NOTA OFICIAL DO MUVB:
O Movimento Unificado das Vítimas da Braskem (MUVB) informa que a Câmara Criminal do Tribunal de Justiça de Alagoas decidiu negar o habeas corpus impetrado em favor do ex-coordenador da Defesa Civil de Maceió, Abelardo Pedro Nobre Júnior, mantendo o regular prosseguimento da ação penal que apura a suposta prática do crime de falsidade ideológica.
É importante esclarecer que a decisão não representa absolvição do acusado nem significa que o Tribunal tenha concluído pela inexistência de crime. O que foi decidido é que o habeas corpus não é o instrumento adequado para interromper a ação penal quando ainda há necessidade de produção e análise das provas.
O relator destacou que as alegações da defesa — como a suposta inépcia da denúncia, a inexistência de dolo e a atipicidade da conduta — dependem de um exame aprofundado do conjunto probatório, o que deverá ocorrer durante a instrução criminal, sob o contraditório e a ampla defesa. Além disso, o Tribunal entendeu que a denúncia preenche os requisitos legais e que existem elementos mínimos que justificam a continuidade da persecução penal.
Outro ponto relevante é que o acórdão reconheceu que o parecer da Procuradoria-Geral de Justiça adotou uma interpretação sobre o conteúdo do ofício encaminhado pela Defensoria Pública que não esgota a controvérsia existente. O voto ressalta que a requisição de informações sobre a atualização do mapa do bairro do Bom Parto não estava limitada ao período indicado no parecer ministerial, evidenciando que a questão demanda aprofundamento durante a instrução processual.
Quanto à participação do MUVB, o Tribunal reafirmou o entendimento consolidado dos tribunais superiores de que não cabe a intervenção formal de terceiros como amicus curiae em habeas corpus. Entretanto, decidiu manter nos autos a manifestação apresentada pelo Movimento como contribuição informativa, reconhecendo que seu conteúdo pode auxiliar na compreensão da controvérsia, ainda que sem efeitos processuais próprios dessa modalidade de intervenção.

[Itens guardados de uma coleção]
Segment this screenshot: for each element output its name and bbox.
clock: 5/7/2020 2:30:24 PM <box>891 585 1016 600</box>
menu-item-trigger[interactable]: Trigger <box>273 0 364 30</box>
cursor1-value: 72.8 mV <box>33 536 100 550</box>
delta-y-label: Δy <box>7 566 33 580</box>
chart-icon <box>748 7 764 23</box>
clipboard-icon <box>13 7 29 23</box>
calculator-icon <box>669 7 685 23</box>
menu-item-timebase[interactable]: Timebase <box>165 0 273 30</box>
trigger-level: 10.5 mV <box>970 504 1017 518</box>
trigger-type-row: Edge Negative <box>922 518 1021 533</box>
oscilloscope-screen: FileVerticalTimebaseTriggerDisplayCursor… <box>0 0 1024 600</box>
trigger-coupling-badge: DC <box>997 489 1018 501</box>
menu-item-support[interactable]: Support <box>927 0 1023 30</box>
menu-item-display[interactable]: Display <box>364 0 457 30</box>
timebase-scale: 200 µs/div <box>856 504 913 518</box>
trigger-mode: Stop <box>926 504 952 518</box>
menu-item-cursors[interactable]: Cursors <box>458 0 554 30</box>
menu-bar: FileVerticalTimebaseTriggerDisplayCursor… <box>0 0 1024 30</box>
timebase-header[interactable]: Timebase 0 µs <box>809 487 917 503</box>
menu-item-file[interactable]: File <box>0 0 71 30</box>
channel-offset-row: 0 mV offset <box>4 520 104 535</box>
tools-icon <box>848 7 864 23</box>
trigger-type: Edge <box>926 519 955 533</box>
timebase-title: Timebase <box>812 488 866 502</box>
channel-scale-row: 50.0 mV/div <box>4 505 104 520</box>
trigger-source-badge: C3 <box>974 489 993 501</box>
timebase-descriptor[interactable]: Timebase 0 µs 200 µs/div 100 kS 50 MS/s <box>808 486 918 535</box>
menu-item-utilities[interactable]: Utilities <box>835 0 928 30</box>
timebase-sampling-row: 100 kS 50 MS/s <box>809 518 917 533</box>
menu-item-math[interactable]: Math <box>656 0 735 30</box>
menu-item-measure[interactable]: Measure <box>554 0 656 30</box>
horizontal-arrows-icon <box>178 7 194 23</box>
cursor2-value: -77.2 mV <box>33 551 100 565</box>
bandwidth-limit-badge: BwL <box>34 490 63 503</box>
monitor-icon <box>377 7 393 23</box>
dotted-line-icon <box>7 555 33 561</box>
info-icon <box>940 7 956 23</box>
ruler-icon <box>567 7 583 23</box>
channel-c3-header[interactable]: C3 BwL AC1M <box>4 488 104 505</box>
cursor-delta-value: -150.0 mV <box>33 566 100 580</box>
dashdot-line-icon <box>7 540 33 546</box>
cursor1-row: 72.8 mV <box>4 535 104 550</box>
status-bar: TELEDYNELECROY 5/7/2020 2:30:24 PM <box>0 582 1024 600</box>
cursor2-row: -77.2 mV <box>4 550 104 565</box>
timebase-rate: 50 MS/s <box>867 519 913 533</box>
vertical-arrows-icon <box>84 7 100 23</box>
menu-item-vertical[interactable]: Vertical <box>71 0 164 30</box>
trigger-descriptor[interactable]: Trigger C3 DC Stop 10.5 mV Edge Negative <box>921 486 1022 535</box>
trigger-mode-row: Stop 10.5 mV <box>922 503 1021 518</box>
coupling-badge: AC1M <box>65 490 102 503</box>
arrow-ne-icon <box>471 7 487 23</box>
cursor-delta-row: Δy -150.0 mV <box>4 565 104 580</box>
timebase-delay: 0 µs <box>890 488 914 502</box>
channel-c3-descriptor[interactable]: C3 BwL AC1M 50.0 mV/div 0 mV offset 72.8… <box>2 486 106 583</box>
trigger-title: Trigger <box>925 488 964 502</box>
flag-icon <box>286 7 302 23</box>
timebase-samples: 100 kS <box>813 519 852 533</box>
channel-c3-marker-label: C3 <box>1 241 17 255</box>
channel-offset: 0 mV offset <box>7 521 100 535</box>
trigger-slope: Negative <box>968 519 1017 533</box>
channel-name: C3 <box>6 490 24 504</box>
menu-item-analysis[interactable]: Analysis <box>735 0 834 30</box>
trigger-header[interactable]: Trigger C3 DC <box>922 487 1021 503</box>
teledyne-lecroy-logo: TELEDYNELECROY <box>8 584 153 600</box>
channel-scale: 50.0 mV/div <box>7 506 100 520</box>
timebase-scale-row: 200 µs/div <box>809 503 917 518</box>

Lista de tarefas.
1 – De acordo com a nota oficial, qual crime a ação penal apura?
2 – Copie da nota oficial, palavra por palavra, o trecho que começa em "Quanto à participação" e segue até "modalidade de intervenção.".
3 – Segundo a nota oficial, por que o Tribunal negou o habeas corpus? Responda em até três frases.

Respostas do exercício.
1 – O crime de falsidade ideológica.

2 –
Quanto à participação do MUVB, o Tribunal reafirmou o entendimento consolidado dos tribunais superiores de que não cabe a intervenção formal de terceiros como amicus curiae em habeas corpus. Entretanto, decidiu manter nos autos a manifestação apresentada pelo Movimento como contribuição informativa, reconhecendo que seu conteúdo pode auxiliar na compreensão da controvérsia, ainda que sem efeitos processuais próprios dessa modalidade de intervenção.

3 – O habeas corpus não é o instrumento adequado para interromper a ação penal quando ainda é preciso produzir e analisar provas. As alegações da defesa dependem de um exame aprofundado das provas, que deve ocorrer durante a instrução criminal. Além disso, o Tribunal entendeu que a denúncia preenche os requisitos legais e que há elementos mínimos que justificam a continuidade da persecução penal.